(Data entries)
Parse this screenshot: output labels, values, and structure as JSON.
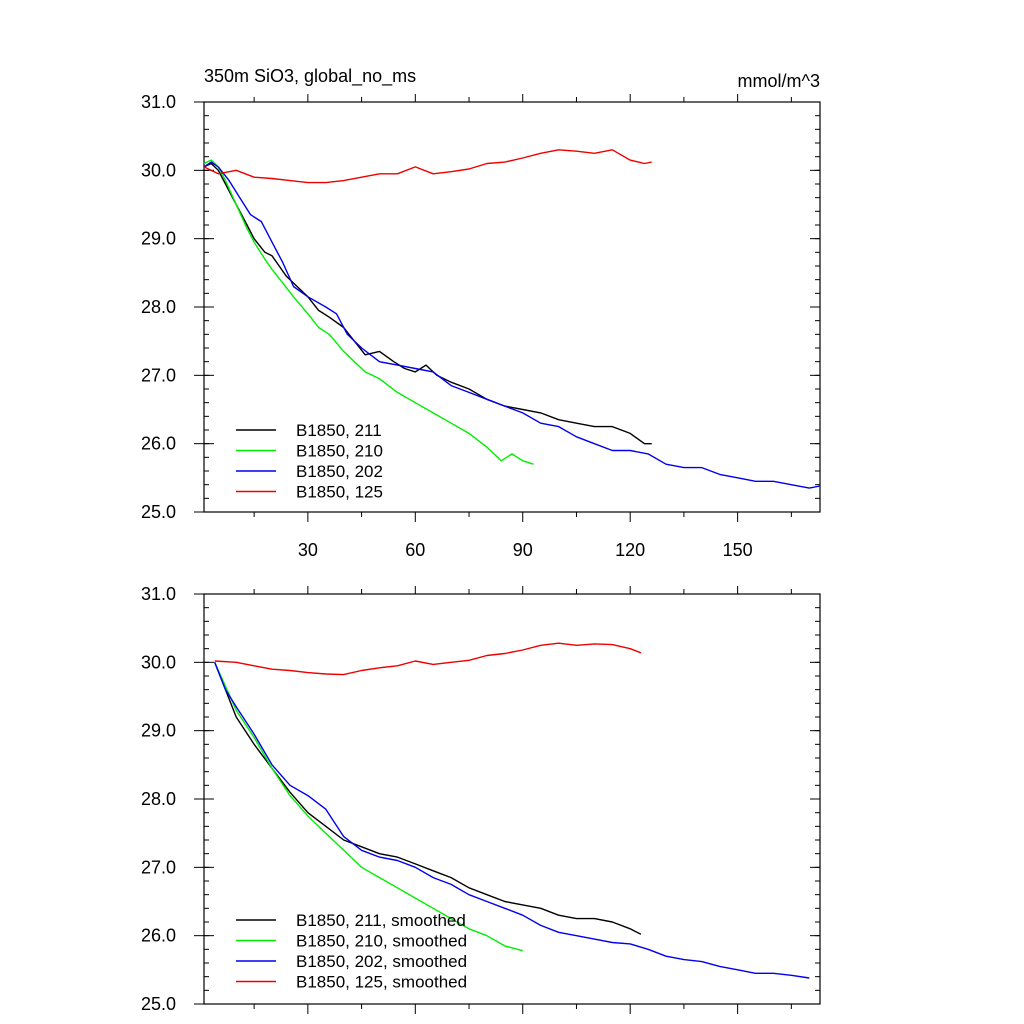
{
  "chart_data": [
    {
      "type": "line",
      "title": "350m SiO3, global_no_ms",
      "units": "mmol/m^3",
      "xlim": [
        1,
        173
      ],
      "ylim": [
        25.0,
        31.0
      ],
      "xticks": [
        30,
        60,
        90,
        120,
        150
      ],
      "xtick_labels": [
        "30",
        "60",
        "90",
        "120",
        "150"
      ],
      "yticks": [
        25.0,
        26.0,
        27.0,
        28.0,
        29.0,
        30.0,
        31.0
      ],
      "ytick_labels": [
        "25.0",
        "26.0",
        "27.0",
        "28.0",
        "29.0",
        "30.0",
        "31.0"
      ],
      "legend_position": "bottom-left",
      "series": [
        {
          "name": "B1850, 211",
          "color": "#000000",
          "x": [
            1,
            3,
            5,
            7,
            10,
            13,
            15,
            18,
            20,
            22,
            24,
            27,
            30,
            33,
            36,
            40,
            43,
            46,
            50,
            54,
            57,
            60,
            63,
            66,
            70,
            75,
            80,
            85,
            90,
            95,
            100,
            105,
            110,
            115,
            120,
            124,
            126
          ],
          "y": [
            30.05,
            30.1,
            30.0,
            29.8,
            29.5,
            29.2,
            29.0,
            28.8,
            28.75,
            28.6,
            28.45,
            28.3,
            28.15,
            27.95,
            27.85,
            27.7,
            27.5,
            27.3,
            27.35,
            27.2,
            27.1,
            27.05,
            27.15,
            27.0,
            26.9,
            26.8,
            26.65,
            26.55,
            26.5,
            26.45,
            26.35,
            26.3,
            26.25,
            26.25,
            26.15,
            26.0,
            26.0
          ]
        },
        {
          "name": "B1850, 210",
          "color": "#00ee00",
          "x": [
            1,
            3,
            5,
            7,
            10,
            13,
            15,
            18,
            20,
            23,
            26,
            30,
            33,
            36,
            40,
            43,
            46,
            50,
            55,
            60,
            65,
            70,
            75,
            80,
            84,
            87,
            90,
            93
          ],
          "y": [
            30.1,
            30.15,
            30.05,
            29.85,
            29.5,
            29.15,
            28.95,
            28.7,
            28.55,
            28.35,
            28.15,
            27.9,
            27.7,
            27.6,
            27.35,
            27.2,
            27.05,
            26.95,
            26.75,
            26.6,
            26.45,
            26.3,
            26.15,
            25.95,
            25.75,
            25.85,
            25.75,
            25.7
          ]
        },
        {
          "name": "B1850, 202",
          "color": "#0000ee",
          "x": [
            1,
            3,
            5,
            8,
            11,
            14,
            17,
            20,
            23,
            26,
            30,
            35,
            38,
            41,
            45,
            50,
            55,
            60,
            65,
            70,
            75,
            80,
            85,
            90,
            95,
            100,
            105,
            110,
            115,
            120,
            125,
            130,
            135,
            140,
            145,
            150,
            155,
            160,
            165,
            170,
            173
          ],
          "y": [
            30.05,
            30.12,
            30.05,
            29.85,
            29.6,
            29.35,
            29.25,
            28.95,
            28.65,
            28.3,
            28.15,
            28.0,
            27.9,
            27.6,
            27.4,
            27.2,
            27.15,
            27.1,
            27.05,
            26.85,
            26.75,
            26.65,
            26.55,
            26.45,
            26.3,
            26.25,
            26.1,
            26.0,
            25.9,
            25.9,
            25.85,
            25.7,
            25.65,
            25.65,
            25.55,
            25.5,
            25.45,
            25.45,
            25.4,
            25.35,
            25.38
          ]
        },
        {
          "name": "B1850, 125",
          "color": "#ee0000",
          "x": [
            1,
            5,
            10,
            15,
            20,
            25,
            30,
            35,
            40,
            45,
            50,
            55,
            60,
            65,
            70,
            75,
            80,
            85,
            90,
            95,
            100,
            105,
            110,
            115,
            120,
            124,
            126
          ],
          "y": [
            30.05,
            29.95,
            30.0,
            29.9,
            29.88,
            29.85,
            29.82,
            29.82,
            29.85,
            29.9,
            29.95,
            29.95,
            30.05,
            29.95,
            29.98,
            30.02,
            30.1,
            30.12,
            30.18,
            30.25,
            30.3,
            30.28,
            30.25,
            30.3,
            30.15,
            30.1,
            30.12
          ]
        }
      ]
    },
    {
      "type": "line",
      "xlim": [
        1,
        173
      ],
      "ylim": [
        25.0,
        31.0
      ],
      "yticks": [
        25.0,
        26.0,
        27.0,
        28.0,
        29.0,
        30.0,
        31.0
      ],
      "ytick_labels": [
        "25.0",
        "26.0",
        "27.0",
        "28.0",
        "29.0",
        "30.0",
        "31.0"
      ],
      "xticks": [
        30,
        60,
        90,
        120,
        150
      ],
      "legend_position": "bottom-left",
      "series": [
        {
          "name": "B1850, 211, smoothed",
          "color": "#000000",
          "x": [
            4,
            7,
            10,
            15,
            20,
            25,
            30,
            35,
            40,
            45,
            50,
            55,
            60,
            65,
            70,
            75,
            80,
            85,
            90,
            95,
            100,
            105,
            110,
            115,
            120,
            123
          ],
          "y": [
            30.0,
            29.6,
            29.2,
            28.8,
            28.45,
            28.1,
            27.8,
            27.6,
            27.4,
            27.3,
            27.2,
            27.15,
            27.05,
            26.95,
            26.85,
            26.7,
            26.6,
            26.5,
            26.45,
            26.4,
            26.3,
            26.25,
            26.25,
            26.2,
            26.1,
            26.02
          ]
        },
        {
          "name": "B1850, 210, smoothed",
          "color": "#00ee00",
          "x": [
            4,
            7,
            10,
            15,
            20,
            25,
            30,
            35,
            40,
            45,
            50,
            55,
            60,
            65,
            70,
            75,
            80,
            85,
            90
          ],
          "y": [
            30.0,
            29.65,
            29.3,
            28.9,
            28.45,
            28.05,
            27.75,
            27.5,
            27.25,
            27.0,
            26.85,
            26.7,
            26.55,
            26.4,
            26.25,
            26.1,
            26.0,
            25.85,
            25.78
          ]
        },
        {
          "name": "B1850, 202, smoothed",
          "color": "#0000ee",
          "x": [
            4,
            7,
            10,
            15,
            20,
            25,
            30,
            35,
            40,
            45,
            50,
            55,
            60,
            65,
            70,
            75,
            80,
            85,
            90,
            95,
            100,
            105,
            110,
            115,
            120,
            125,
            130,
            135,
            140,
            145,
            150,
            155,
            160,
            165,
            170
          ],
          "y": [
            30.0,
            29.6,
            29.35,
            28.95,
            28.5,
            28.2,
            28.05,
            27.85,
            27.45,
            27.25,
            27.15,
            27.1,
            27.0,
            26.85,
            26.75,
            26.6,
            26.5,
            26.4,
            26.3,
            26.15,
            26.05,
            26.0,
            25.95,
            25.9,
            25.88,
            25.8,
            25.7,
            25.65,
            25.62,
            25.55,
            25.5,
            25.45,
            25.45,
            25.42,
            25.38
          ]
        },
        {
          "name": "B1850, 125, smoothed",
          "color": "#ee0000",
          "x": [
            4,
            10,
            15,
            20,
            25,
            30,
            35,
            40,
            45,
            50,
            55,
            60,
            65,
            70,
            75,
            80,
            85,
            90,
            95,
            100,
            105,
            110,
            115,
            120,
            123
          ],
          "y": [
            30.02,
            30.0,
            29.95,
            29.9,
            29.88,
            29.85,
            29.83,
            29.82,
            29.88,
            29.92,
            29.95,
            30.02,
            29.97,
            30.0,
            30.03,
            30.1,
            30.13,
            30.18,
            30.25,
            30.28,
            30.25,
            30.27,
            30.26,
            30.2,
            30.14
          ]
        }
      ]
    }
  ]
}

TASK TO CARRY OUT
Omit the pictures and give the material again, exactly and in full.

WRITTEN RESPONSE
Parse this screenshot: output labels, values, and structure as JSON.
{
  "chart_data": [
    {
      "type": "line",
      "title": "350m SiO3, global_no_ms",
      "units": "mmol/m^3",
      "xlim": [
        1,
        173
      ],
      "ylim": [
        25.0,
        31.0
      ],
      "xticks": [
        30,
        60,
        90,
        120,
        150
      ],
      "xtick_labels": [
        "30",
        "60",
        "90",
        "120",
        "150"
      ],
      "yticks": [
        25.0,
        26.0,
        27.0,
        28.0,
        29.0,
        30.0,
        31.0
      ],
      "ytick_labels": [
        "25.0",
        "26.0",
        "27.0",
        "28.0",
        "29.0",
        "30.0",
        "31.0"
      ],
      "legend_position": "bottom-left",
      "series": [
        {
          "name": "B1850, 211",
          "color": "#000000",
          "x": [
            1,
            3,
            5,
            7,
            10,
            13,
            15,
            18,
            20,
            22,
            24,
            27,
            30,
            33,
            36,
            40,
            43,
            46,
            50,
            54,
            57,
            60,
            63,
            66,
            70,
            75,
            80,
            85,
            90,
            95,
            100,
            105,
            110,
            115,
            120,
            124,
            126
          ],
          "y": [
            30.05,
            30.1,
            30.0,
            29.8,
            29.5,
            29.2,
            29.0,
            28.8,
            28.75,
            28.6,
            28.45,
            28.3,
            28.15,
            27.95,
            27.85,
            27.7,
            27.5,
            27.3,
            27.35,
            27.2,
            27.1,
            27.05,
            27.15,
            27.0,
            26.9,
            26.8,
            26.65,
            26.55,
            26.5,
            26.45,
            26.35,
            26.3,
            26.25,
            26.25,
            26.15,
            26.0,
            26.0
          ]
        },
        {
          "name": "B1850, 210",
          "color": "#00ee00",
          "x": [
            1,
            3,
            5,
            7,
            10,
            13,
            15,
            18,
            20,
            23,
            26,
            30,
            33,
            36,
            40,
            43,
            46,
            50,
            55,
            60,
            65,
            70,
            75,
            80,
            84,
            87,
            90,
            93
          ],
          "y": [
            30.1,
            30.15,
            30.05,
            29.85,
            29.5,
            29.15,
            28.95,
            28.7,
            28.55,
            28.35,
            28.15,
            27.9,
            27.7,
            27.6,
            27.35,
            27.2,
            27.05,
            26.95,
            26.75,
            26.6,
            26.45,
            26.3,
            26.15,
            25.95,
            25.75,
            25.85,
            25.75,
            25.7
          ]
        },
        {
          "name": "B1850, 202",
          "color": "#0000ee",
          "x": [
            1,
            3,
            5,
            8,
            11,
            14,
            17,
            20,
            23,
            26,
            30,
            35,
            38,
            41,
            45,
            50,
            55,
            60,
            65,
            70,
            75,
            80,
            85,
            90,
            95,
            100,
            105,
            110,
            115,
            120,
            125,
            130,
            135,
            140,
            145,
            150,
            155,
            160,
            165,
            170,
            173
          ],
          "y": [
            30.05,
            30.12,
            30.05,
            29.85,
            29.6,
            29.35,
            29.25,
            28.95,
            28.65,
            28.3,
            28.15,
            28.0,
            27.9,
            27.6,
            27.4,
            27.2,
            27.15,
            27.1,
            27.05,
            26.85,
            26.75,
            26.65,
            26.55,
            26.45,
            26.3,
            26.25,
            26.1,
            26.0,
            25.9,
            25.9,
            25.85,
            25.7,
            25.65,
            25.65,
            25.55,
            25.5,
            25.45,
            25.45,
            25.4,
            25.35,
            25.38
          ]
        },
        {
          "name": "B1850, 125",
          "color": "#ee0000",
          "x": [
            1,
            5,
            10,
            15,
            20,
            25,
            30,
            35,
            40,
            45,
            50,
            55,
            60,
            65,
            70,
            75,
            80,
            85,
            90,
            95,
            100,
            105,
            110,
            115,
            120,
            124,
            126
          ],
          "y": [
            30.05,
            29.95,
            30.0,
            29.9,
            29.88,
            29.85,
            29.82,
            29.82,
            29.85,
            29.9,
            29.95,
            29.95,
            30.05,
            29.95,
            29.98,
            30.02,
            30.1,
            30.12,
            30.18,
            30.25,
            30.3,
            30.28,
            30.25,
            30.3,
            30.15,
            30.1,
            30.12
          ]
        }
      ]
    },
    {
      "type": "line",
      "xlim": [
        1,
        173
      ],
      "ylim": [
        25.0,
        31.0
      ],
      "yticks": [
        25.0,
        26.0,
        27.0,
        28.0,
        29.0,
        30.0,
        31.0
      ],
      "ytick_labels": [
        "25.0",
        "26.0",
        "27.0",
        "28.0",
        "29.0",
        "30.0",
        "31.0"
      ],
      "xticks": [
        30,
        60,
        90,
        120,
        150
      ],
      "legend_position": "bottom-left",
      "series": [
        {
          "name": "B1850, 211, smoothed",
          "color": "#000000",
          "x": [
            4,
            7,
            10,
            15,
            20,
            25,
            30,
            35,
            40,
            45,
            50,
            55,
            60,
            65,
            70,
            75,
            80,
            85,
            90,
            95,
            100,
            105,
            110,
            115,
            120,
            123
          ],
          "y": [
            30.0,
            29.6,
            29.2,
            28.8,
            28.45,
            28.1,
            27.8,
            27.6,
            27.4,
            27.3,
            27.2,
            27.15,
            27.05,
            26.95,
            26.85,
            26.7,
            26.6,
            26.5,
            26.45,
            26.4,
            26.3,
            26.25,
            26.25,
            26.2,
            26.1,
            26.02
          ]
        },
        {
          "name": "B1850, 210, smoothed",
          "color": "#00ee00",
          "x": [
            4,
            7,
            10,
            15,
            20,
            25,
            30,
            35,
            40,
            45,
            50,
            55,
            60,
            65,
            70,
            75,
            80,
            85,
            90
          ],
          "y": [
            30.0,
            29.65,
            29.3,
            28.9,
            28.45,
            28.05,
            27.75,
            27.5,
            27.25,
            27.0,
            26.85,
            26.7,
            26.55,
            26.4,
            26.25,
            26.1,
            26.0,
            25.85,
            25.78
          ]
        },
        {
          "name": "B1850, 202, smoothed",
          "color": "#0000ee",
          "x": [
            4,
            7,
            10,
            15,
            20,
            25,
            30,
            35,
            40,
            45,
            50,
            55,
            60,
            65,
            70,
            75,
            80,
            85,
            90,
            95,
            100,
            105,
            110,
            115,
            120,
            125,
            130,
            135,
            140,
            145,
            150,
            155,
            160,
            165,
            170
          ],
          "y": [
            30.0,
            29.6,
            29.35,
            28.95,
            28.5,
            28.2,
            28.05,
            27.85,
            27.45,
            27.25,
            27.15,
            27.1,
            27.0,
            26.85,
            26.75,
            26.6,
            26.5,
            26.4,
            26.3,
            26.15,
            26.05,
            26.0,
            25.95,
            25.9,
            25.88,
            25.8,
            25.7,
            25.65,
            25.62,
            25.55,
            25.5,
            25.45,
            25.45,
            25.42,
            25.38
          ]
        },
        {
          "name": "B1850, 125, smoothed",
          "color": "#ee0000",
          "x": [
            4,
            10,
            15,
            20,
            25,
            30,
            35,
            40,
            45,
            50,
            55,
            60,
            65,
            70,
            75,
            80,
            85,
            90,
            95,
            100,
            105,
            110,
            115,
            120,
            123
          ],
          "y": [
            30.02,
            30.0,
            29.95,
            29.9,
            29.88,
            29.85,
            29.83,
            29.82,
            29.88,
            29.92,
            29.95,
            30.02,
            29.97,
            30.0,
            30.03,
            30.1,
            30.13,
            30.18,
            30.25,
            30.28,
            30.25,
            30.27,
            30.26,
            30.2,
            30.14
          ]
        }
      ]
    }
  ]
}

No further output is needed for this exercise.